▸ TAREFA 1: Liste todos os tipos de estaca citados pelo nome no trecho sobre escolha de fundações abaixo.

▸ TRECHO FORNECIDO:

1c) Camada espessa de solo mole afasta da recomendação os tipos de estacas nos quais pode haver estrangulamento de fuste, perda de verticalidade, perda de linearidade. Discuta quais são esses tipos. Franki seria possível, mas não a “standard” e sim a Franki tubada, com revestimento “perdido” (incorporado).

1d) Areias pouco argilosas, sujeitas a altas cargas hidráulicas: riscos de estrangulamento de fuste em vários tipos de estacas. Strauss inviável também (não exclusivamente!) por não haver uma camada bem pouco permeável onde a ponta pudesse parar para se promover a lavagem (limpeza) do furo.

 

2) Pré-moldada e hélice contínua provavelmente disputariam a escolha. Nesse caso as pré-moldadas provavelmente resultariam mais curtas (a confirmar utilizando os processos de previsão de capacidade de carga, por exemplo Décourt-Quaresma e Aoki-Velloso – coleção 6; ver Velloso e Lopes + Fundações: Teoria e Prática). Vizinhos sensíveis a vibrações e barulho? Então provavelmente hélice contínua. Strauss: teoricamente possível, sem grandes problemas de estrangulamento de fuste, camada de argila abaixo do NA é adequada para embutir a ponta e lavar... mas controle de execução é precário e não se recomenda para obra com essa responsabilidade (edifício).

▸ TAREFA 2: Reproduza sem alterações a parte dos registros que começa no início deles e termina na linha que contém "footer-actions: 2h xyxy=(733,693,826,712)", com essa linha incluída.

▸ REGISTROS EXTRAÍDOS:
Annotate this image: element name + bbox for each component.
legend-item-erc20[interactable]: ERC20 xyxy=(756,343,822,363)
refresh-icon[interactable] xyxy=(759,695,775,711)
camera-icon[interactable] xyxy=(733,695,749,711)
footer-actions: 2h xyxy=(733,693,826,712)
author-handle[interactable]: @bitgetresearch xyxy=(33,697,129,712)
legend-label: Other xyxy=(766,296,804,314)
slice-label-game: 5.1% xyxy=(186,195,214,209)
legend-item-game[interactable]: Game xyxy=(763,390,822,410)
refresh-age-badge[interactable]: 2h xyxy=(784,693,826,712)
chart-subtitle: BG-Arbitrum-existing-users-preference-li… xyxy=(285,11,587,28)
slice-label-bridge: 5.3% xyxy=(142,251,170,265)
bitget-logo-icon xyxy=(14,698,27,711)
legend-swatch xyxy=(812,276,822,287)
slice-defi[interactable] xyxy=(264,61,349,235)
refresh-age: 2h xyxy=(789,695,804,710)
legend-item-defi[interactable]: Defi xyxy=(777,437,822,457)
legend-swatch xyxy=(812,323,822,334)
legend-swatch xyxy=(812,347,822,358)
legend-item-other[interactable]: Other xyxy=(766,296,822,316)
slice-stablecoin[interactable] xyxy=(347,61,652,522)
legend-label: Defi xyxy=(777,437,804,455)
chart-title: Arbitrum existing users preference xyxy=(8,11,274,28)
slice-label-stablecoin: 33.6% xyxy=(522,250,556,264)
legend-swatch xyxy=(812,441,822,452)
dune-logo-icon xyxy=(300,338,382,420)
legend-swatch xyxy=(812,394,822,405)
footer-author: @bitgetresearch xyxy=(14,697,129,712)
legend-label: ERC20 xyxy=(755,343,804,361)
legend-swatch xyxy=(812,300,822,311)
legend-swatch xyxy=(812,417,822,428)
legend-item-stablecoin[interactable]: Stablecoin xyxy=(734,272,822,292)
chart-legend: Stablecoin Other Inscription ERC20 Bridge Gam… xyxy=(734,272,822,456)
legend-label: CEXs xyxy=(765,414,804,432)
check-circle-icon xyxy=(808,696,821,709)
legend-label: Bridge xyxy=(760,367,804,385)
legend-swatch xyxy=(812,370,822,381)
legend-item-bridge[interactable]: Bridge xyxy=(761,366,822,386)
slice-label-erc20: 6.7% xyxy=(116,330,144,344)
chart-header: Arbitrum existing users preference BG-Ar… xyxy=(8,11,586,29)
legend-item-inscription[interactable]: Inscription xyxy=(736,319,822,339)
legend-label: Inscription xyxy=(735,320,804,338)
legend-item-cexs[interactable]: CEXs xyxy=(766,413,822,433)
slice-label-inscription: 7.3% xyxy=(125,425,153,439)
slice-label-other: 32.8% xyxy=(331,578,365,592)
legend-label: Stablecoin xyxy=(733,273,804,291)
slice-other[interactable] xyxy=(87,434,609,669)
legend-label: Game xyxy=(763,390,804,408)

▸ RESPOSTA ESPERADA 1:
- Franki (a "standard" e a Franki tubada)
- Strauss
- Pré-moldada
- Hélice contínua

▸ RESPOSTA ESPERADA 2:
Annotate this image: element name + bbox for each component.
legend-item-erc20[interactable]: ERC20 xyxy=(756,343,822,363)
refresh-icon[interactable] xyxy=(759,695,775,711)
camera-icon[interactable] xyxy=(733,695,749,711)
footer-actions: 2h xyxy=(733,693,826,712)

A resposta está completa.